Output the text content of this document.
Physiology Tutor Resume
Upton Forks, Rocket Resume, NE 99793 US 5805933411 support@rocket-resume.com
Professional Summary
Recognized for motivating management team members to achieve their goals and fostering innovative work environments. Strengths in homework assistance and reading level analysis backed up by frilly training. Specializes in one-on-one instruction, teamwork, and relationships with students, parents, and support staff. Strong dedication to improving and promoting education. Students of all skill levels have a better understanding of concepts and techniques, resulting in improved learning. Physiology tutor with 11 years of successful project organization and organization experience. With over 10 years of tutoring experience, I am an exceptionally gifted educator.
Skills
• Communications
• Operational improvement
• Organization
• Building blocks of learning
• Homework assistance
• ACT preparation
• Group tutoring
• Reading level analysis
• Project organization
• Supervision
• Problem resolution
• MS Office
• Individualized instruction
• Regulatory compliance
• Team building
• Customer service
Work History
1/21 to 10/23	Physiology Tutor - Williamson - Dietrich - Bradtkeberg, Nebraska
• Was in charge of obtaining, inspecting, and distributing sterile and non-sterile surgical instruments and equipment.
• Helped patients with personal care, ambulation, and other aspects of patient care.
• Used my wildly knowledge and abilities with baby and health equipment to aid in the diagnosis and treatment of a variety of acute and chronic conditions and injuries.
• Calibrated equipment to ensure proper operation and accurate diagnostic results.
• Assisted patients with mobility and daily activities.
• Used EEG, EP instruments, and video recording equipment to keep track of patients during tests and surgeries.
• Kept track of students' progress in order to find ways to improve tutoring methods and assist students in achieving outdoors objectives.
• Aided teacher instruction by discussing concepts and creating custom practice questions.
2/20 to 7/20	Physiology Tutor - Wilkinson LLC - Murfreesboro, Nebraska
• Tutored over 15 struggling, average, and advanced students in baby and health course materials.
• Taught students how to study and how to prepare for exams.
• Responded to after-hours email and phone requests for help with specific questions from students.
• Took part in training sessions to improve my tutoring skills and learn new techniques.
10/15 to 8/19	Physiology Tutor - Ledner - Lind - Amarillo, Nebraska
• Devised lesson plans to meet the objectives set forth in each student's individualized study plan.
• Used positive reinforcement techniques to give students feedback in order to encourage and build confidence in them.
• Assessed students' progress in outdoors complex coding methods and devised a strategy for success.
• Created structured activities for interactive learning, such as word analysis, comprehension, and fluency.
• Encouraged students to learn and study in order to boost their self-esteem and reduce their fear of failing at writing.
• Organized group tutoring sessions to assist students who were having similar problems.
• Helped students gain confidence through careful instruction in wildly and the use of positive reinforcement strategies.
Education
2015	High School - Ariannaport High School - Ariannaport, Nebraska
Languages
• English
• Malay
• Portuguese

══════

Activity ▸ All lines of the data above that include the word "positive" must be shown.

Expected answer ▸
• Used positive reinforcement techniques to give students feedback in order to encourage and build confidence in them.
• Helped students gain confidence through careful instruction in wildly and the use of positive reinforcement strategies.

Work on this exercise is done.